#### TASK INPUT
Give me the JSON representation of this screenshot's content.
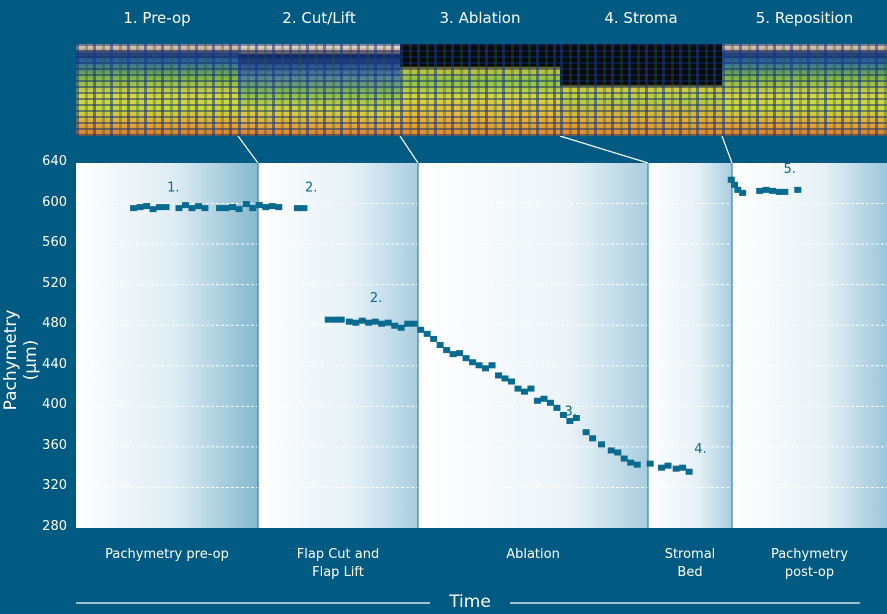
{
  "stages": [
    {
      "header": "1. Pre-op",
      "footer": [
        "Pachymetry pre-op"
      ],
      "thumb_style": "full"
    },
    {
      "header": "2. Cut/Lift",
      "footer": [
        "Flap Cut and",
        "Flap Lift"
      ],
      "thumb_style": "flap"
    },
    {
      "header": "3. Ablation",
      "footer": [
        "Ablation"
      ],
      "thumb_style": "dark-top"
    },
    {
      "header": "4. Stroma",
      "footer": [
        "Stromal",
        "Bed"
      ],
      "thumb_style": "dark-top-thin"
    },
    {
      "header": "5. Reposition",
      "footer": [
        "Pachymetry",
        "post-op"
      ],
      "thumb_style": "full"
    }
  ],
  "axis": {
    "ylabel": "Pachymetry (µm)",
    "xlabel": "Time"
  },
  "colors": {
    "background": "#005a82",
    "marker": "#0a6a8f",
    "annotation": "#0a6a8f",
    "panel_edge": "#7fb6cf"
  },
  "chart_data": {
    "type": "scatter",
    "ylim": [
      280,
      640
    ],
    "yticks": [
      640,
      600,
      560,
      520,
      480,
      440,
      400,
      360,
      320,
      280
    ],
    "xlabel": "Time",
    "ylabel": "Pachymetry (µm)",
    "grid": "horizontal dashed",
    "annotations": [
      {
        "label": "1.",
        "x": 0.12,
        "y": 612
      },
      {
        "label": "2.",
        "x": 0.29,
        "y": 612
      },
      {
        "label": "2.",
        "x": 0.37,
        "y": 503
      },
      {
        "label": "3.",
        "x": 0.61,
        "y": 391
      },
      {
        "label": "4.",
        "x": 0.77,
        "y": 354
      },
      {
        "label": "5.",
        "x": 0.88,
        "y": 630
      }
    ],
    "series": [
      {
        "points": [
          [
            0.071,
            595
          ],
          [
            0.079,
            596
          ],
          [
            0.087,
            597
          ],
          [
            0.095,
            594
          ],
          [
            0.103,
            596
          ],
          [
            0.111,
            596
          ],
          [
            0.127,
            595
          ],
          [
            0.135,
            598
          ],
          [
            0.143,
            595
          ],
          [
            0.151,
            597
          ],
          [
            0.159,
            595
          ],
          [
            0.177,
            595
          ],
          [
            0.185,
            595
          ],
          [
            0.193,
            596
          ],
          [
            0.201,
            594
          ],
          [
            0.21,
            599
          ],
          [
            0.218,
            595
          ],
          [
            0.226,
            598
          ],
          [
            0.234,
            596
          ],
          [
            0.242,
            597
          ],
          [
            0.25,
            596
          ],
          [
            0.273,
            595
          ],
          [
            0.281,
            595
          ],
          [
            0.311,
            485
          ],
          [
            0.319,
            485
          ],
          [
            0.327,
            485
          ],
          [
            0.337,
            483
          ],
          [
            0.345,
            482
          ],
          [
            0.353,
            484
          ],
          [
            0.361,
            482
          ],
          [
            0.369,
            483
          ],
          [
            0.377,
            481
          ],
          [
            0.385,
            482
          ],
          [
            0.393,
            479
          ],
          [
            0.401,
            477
          ],
          [
            0.409,
            481
          ],
          [
            0.417,
            481
          ],
          [
            0.425,
            475
          ],
          [
            0.433,
            471
          ],
          [
            0.441,
            466
          ],
          [
            0.449,
            460
          ],
          [
            0.457,
            455
          ],
          [
            0.465,
            451
          ],
          [
            0.473,
            452
          ],
          [
            0.481,
            447
          ],
          [
            0.489,
            443
          ],
          [
            0.497,
            440
          ],
          [
            0.505,
            437
          ],
          [
            0.513,
            440
          ],
          [
            0.521,
            430
          ],
          [
            0.529,
            427
          ],
          [
            0.537,
            424
          ],
          [
            0.545,
            417
          ],
          [
            0.553,
            414
          ],
          [
            0.561,
            417
          ],
          [
            0.569,
            405
          ],
          [
            0.577,
            407
          ],
          [
            0.585,
            403
          ],
          [
            0.593,
            398
          ],
          [
            0.601,
            391
          ],
          [
            0.609,
            385
          ],
          [
            0.617,
            388
          ],
          [
            0.629,
            374
          ],
          [
            0.637,
            368
          ],
          [
            0.648,
            362
          ],
          [
            0.66,
            356
          ],
          [
            0.668,
            354
          ],
          [
            0.676,
            348
          ],
          [
            0.684,
            344
          ],
          [
            0.692,
            342
          ],
          [
            0.708,
            343
          ],
          [
            0.722,
            339
          ],
          [
            0.73,
            341
          ],
          [
            0.74,
            338
          ],
          [
            0.748,
            339
          ],
          [
            0.756,
            335
          ],
          [
            0.808,
            623
          ],
          [
            0.812,
            618
          ],
          [
            0.816,
            613
          ],
          [
            0.822,
            610
          ],
          [
            0.843,
            612
          ],
          [
            0.851,
            613
          ],
          [
            0.859,
            612
          ],
          [
            0.867,
            611
          ],
          [
            0.874,
            611
          ],
          [
            0.89,
            613
          ]
        ]
      }
    ]
  }
}
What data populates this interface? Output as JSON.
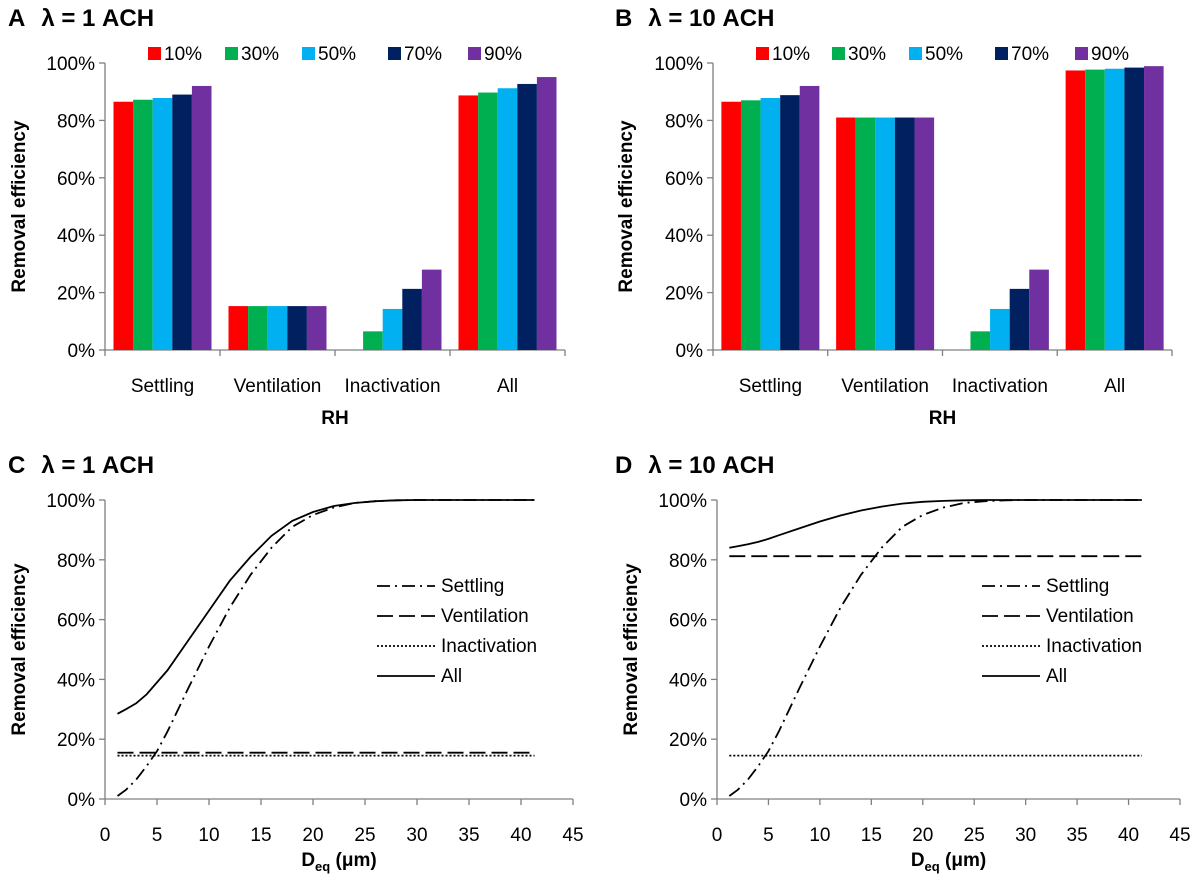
{
  "figure": {
    "panels": [
      {
        "letter": "A",
        "title": "λ = 1 ACH"
      },
      {
        "letter": "B",
        "title": "λ = 10 ACH"
      },
      {
        "letter": "C",
        "title": "λ = 1 ACH"
      },
      {
        "letter": "D",
        "title": "λ = 10 ACH"
      }
    ]
  },
  "chart_data": [
    {
      "panel": "A",
      "type": "bar",
      "title": "λ = 1 ACH",
      "xlabel": "RH",
      "ylabel": "Removal efficiency",
      "categories": [
        "Settling",
        "Ventilation",
        "Inactivation",
        "All"
      ],
      "series": [
        {
          "name": "10%",
          "color": "#ff0000",
          "values": [
            0.865,
            0.153,
            0.0,
            0.887
          ]
        },
        {
          "name": "30%",
          "color": "#00b050",
          "values": [
            0.872,
            0.153,
            0.065,
            0.897
          ]
        },
        {
          "name": "50%",
          "color": "#00b0f0",
          "values": [
            0.878,
            0.153,
            0.143,
            0.912
          ]
        },
        {
          "name": "70%",
          "color": "#002060",
          "values": [
            0.89,
            0.153,
            0.213,
            0.927
          ]
        },
        {
          "name": "90%",
          "color": "#7030a0",
          "values": [
            0.92,
            0.153,
            0.28,
            0.951
          ]
        }
      ],
      "yticks": [
        "0%",
        "20%",
        "40%",
        "60%",
        "80%",
        "100%"
      ],
      "ylim": [
        0,
        1
      ],
      "legend": "top",
      "grid": false
    },
    {
      "panel": "B",
      "type": "bar",
      "title": "λ = 10 ACH",
      "xlabel": "RH",
      "ylabel": "Removal efficiency",
      "categories": [
        "Settling",
        "Ventilation",
        "Inactivation",
        "All"
      ],
      "series": [
        {
          "name": "10%",
          "color": "#ff0000",
          "values": [
            0.865,
            0.81,
            0.0,
            0.974
          ]
        },
        {
          "name": "30%",
          "color": "#00b050",
          "values": [
            0.87,
            0.81,
            0.065,
            0.977
          ]
        },
        {
          "name": "50%",
          "color": "#00b0f0",
          "values": [
            0.878,
            0.81,
            0.143,
            0.98
          ]
        },
        {
          "name": "70%",
          "color": "#002060",
          "values": [
            0.888,
            0.81,
            0.213,
            0.984
          ]
        },
        {
          "name": "90%",
          "color": "#7030a0",
          "values": [
            0.92,
            0.81,
            0.28,
            0.989
          ]
        }
      ],
      "yticks": [
        "0%",
        "20%",
        "40%",
        "60%",
        "80%",
        "100%"
      ],
      "ylim": [
        0,
        1
      ],
      "legend": "top",
      "grid": false
    },
    {
      "panel": "C",
      "type": "line",
      "title": "λ = 1 ACH",
      "xlabel_main": "D",
      "xlabel_sub": "eq",
      "xlabel_unit": " (μm)",
      "ylabel": "Removal efficiency",
      "xticks": [
        "0",
        "5",
        "10",
        "15",
        "20",
        "25",
        "30",
        "35",
        "40",
        "45"
      ],
      "yticks": [
        "0%",
        "20%",
        "40%",
        "60%",
        "80%",
        "100%"
      ],
      "xlim": [
        0,
        45
      ],
      "ylim": [
        0,
        1
      ],
      "legend": "right",
      "grid": false,
      "series": [
        {
          "name": "Settling",
          "style": "dashdot",
          "x": [
            1.2,
            2,
            3,
            4,
            5,
            6,
            8,
            10,
            12,
            14,
            16,
            18,
            20,
            22,
            24,
            26,
            28,
            30,
            35,
            41.3
          ],
          "y": [
            0.01,
            0.03,
            0.065,
            0.11,
            0.16,
            0.225,
            0.37,
            0.51,
            0.64,
            0.75,
            0.84,
            0.91,
            0.95,
            0.975,
            0.99,
            0.996,
            0.999,
            1.0,
            1.0,
            1.0
          ]
        },
        {
          "name": "Ventilation",
          "style": "dashed",
          "x": [
            1.2,
            41.3
          ],
          "y": [
            0.155,
            0.155
          ]
        },
        {
          "name": "Inactivation",
          "style": "dotted",
          "x": [
            1.2,
            41.3
          ],
          "y": [
            0.145,
            0.145
          ]
        },
        {
          "name": "All",
          "style": "solid",
          "x": [
            1.2,
            2,
            3,
            4,
            5,
            6,
            8,
            10,
            12,
            14,
            16,
            18,
            20,
            22,
            24,
            26,
            28,
            30,
            35,
            41.3
          ],
          "y": [
            0.285,
            0.3,
            0.32,
            0.35,
            0.39,
            0.43,
            0.53,
            0.63,
            0.73,
            0.81,
            0.88,
            0.93,
            0.96,
            0.98,
            0.99,
            0.996,
            0.999,
            1.0,
            1.0,
            1.0
          ]
        }
      ]
    },
    {
      "panel": "D",
      "type": "line",
      "title": "λ = 10 ACH",
      "xlabel_main": "D",
      "xlabel_sub": "eq",
      "xlabel_unit": " (μm)",
      "ylabel": "Removal efficiency",
      "xticks": [
        "0",
        "5",
        "10",
        "15",
        "20",
        "25",
        "30",
        "35",
        "40",
        "45"
      ],
      "yticks": [
        "0%",
        "20%",
        "40%",
        "60%",
        "80%",
        "100%"
      ],
      "xlim": [
        0,
        45
      ],
      "ylim": [
        0,
        1
      ],
      "legend": "right",
      "grid": false,
      "series": [
        {
          "name": "Settling",
          "style": "dashdot",
          "x": [
            1.2,
            2,
            3,
            4,
            5,
            6,
            8,
            10,
            12,
            14,
            16,
            18,
            20,
            22,
            24,
            26,
            28,
            30,
            35,
            41.3
          ],
          "y": [
            0.01,
            0.03,
            0.065,
            0.11,
            0.16,
            0.225,
            0.37,
            0.51,
            0.64,
            0.75,
            0.84,
            0.91,
            0.95,
            0.975,
            0.99,
            0.996,
            0.999,
            1.0,
            1.0,
            1.0
          ]
        },
        {
          "name": "Ventilation",
          "style": "dashed",
          "x": [
            1.2,
            41.3
          ],
          "y": [
            0.812,
            0.812
          ]
        },
        {
          "name": "Inactivation",
          "style": "dotted",
          "x": [
            1.2,
            41.3
          ],
          "y": [
            0.145,
            0.145
          ]
        },
        {
          "name": "All",
          "style": "solid",
          "x": [
            1.2,
            2,
            3,
            4,
            5,
            6,
            8,
            10,
            12,
            14,
            16,
            18,
            20,
            22,
            24,
            26,
            28,
            30,
            35,
            41.3
          ],
          "y": [
            0.84,
            0.845,
            0.852,
            0.86,
            0.87,
            0.882,
            0.905,
            0.928,
            0.948,
            0.965,
            0.978,
            0.988,
            0.994,
            0.997,
            0.999,
            1.0,
            1.0,
            1.0,
            1.0,
            1.0
          ]
        }
      ]
    }
  ]
}
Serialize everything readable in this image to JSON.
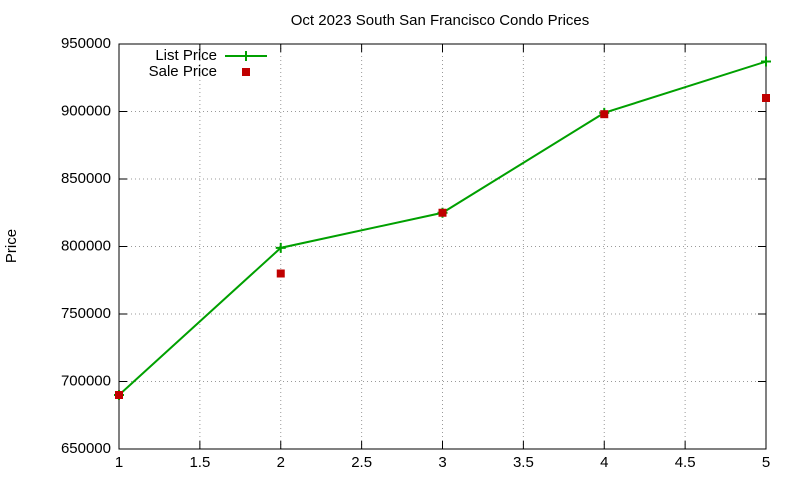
{
  "chart_data": {
    "type": "line",
    "title": "Oct 2023 South San Francisco Condo Prices",
    "y_label": "Price",
    "x": [
      1,
      2,
      3,
      4,
      5
    ],
    "series": [
      {
        "name": "List Price",
        "color": "#00a000",
        "marker": "plus",
        "line": true,
        "values": [
          690000,
          799000,
          825000,
          899000,
          937000
        ]
      },
      {
        "name": "Sale Price",
        "color": "#c00000",
        "marker": "square",
        "line": false,
        "values": [
          690000,
          780000,
          825000,
          898000,
          910000
        ]
      }
    ],
    "xlim": [
      1,
      5
    ],
    "xticks": [
      1,
      1.5,
      2,
      2.5,
      3,
      3.5,
      4,
      4.5,
      5
    ],
    "ylim": [
      650000,
      950000
    ],
    "yticks": [
      650000,
      700000,
      750000,
      800000,
      850000,
      900000,
      950000
    ],
    "grid": true,
    "legend": "top-left"
  }
}
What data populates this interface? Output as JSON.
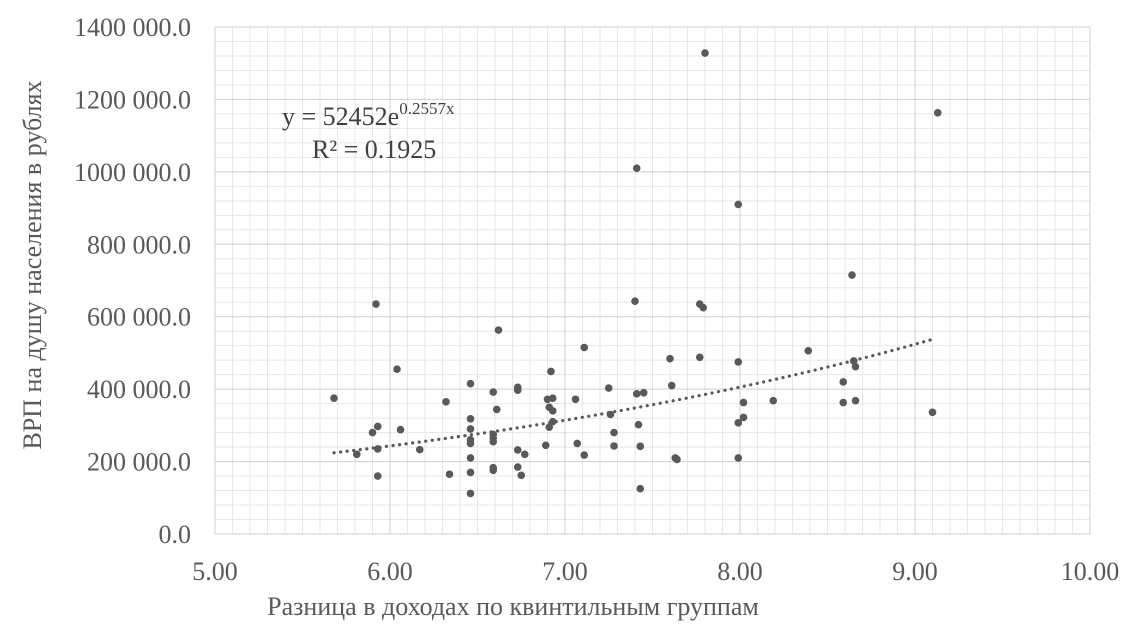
########
> _STATED GOAL_
Pictures are left out; print exactly the lines from the one holding "Serialize everything readable" through the last line of the listing above, both included.

> _CORRECT ANSWER_
Serialize everything readable in this image to JSON.
{
  "chart_data": {
    "type": "line",
    "title": "Oct 2023 South San Francisco Condo Prices",
    "y_label": "Price",
    "x": [
      1,
      2,
      3,
      4,
      5
    ],
    "series": [
      {
        "name": "List Price",
        "color": "#00a000",
        "marker": "plus",
        "line": true,
        "values": [
          690000,
          799000,
          825000,
          899000,
          937000
        ]
      },
      {
        "name": "Sale Price",
        "color": "#c00000",
        "marker": "square",
        "line": false,
        "values": [
          690000,
          780000,
          825000,
          898000,
          910000
        ]
      }
    ],
    "xlim": [
      1,
      5
    ],
    "xticks": [
      1,
      1.5,
      2,
      2.5,
      3,
      3.5,
      4,
      4.5,
      5
    ],
    "ylim": [
      650000,
      950000
    ],
    "yticks": [
      650000,
      700000,
      750000,
      800000,
      850000,
      900000,
      950000
    ],
    "grid": true,
    "legend": "top-left"
  }
}
What data populates this interface? Output as JSON.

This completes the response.